Spot every line with the word "values" and return it.

● **MATERIAL PROVIDED**
+++
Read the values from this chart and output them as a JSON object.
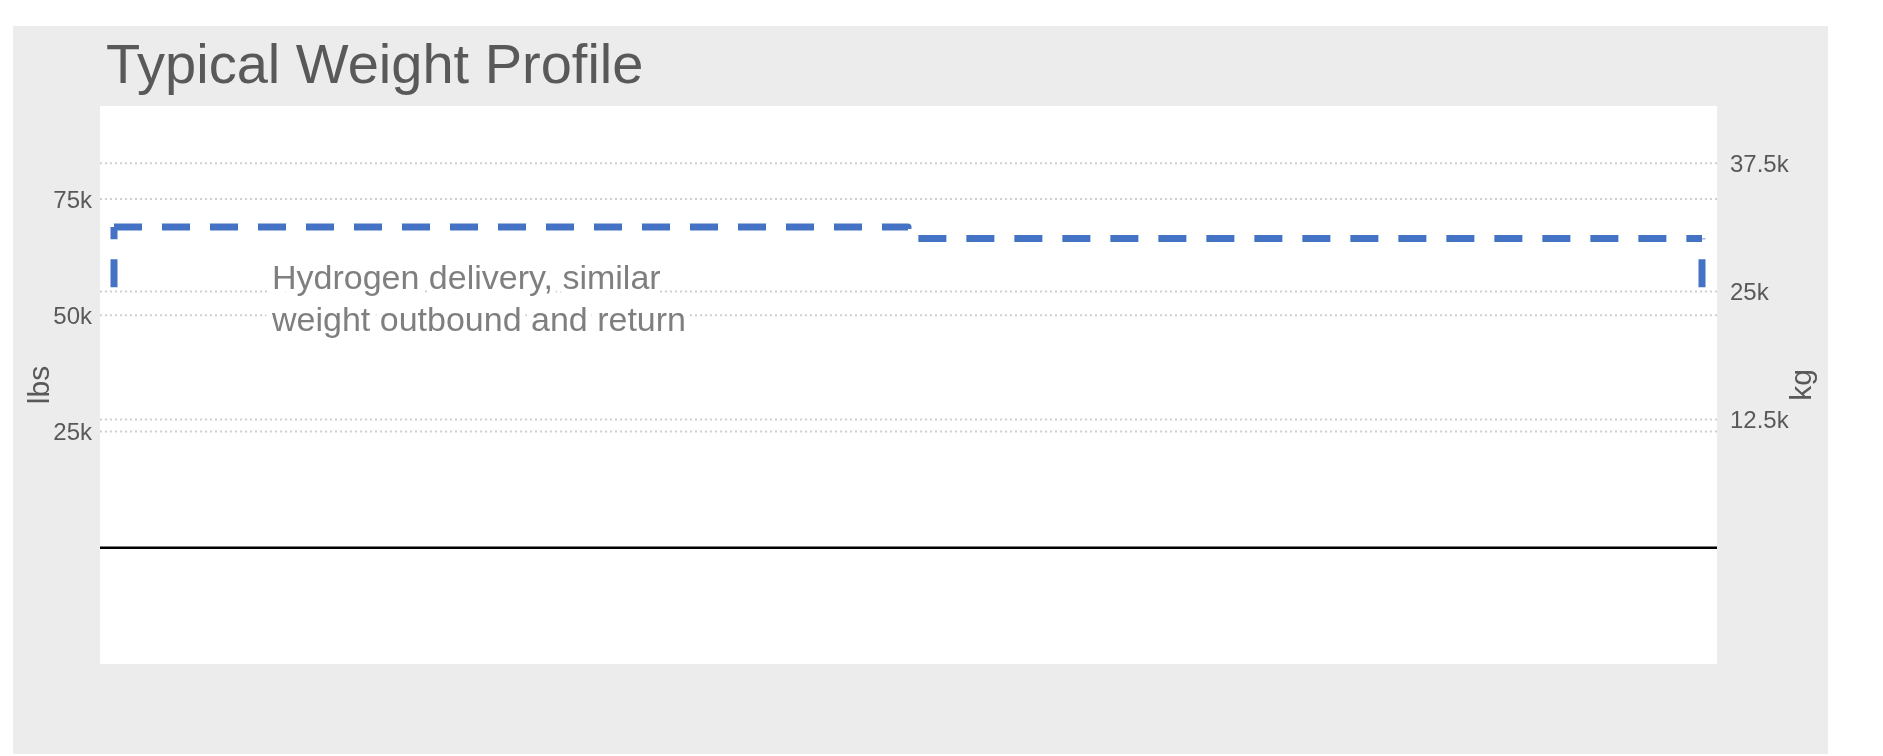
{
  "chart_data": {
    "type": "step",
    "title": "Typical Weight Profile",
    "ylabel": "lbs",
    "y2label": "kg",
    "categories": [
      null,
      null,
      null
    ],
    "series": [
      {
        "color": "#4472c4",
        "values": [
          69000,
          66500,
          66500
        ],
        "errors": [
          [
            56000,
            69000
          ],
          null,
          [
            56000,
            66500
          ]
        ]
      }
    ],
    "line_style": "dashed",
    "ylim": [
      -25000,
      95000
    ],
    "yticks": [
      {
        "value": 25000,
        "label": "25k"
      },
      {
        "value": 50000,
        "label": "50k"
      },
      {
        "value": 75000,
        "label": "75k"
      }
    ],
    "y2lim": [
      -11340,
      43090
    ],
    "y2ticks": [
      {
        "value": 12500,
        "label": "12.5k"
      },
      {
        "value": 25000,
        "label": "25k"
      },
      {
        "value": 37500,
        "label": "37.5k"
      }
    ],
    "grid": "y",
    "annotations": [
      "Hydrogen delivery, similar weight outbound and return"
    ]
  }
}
+++
● **TASK SOLUTION**
Read the values from this chart and output them as a JSON object.
        "values": [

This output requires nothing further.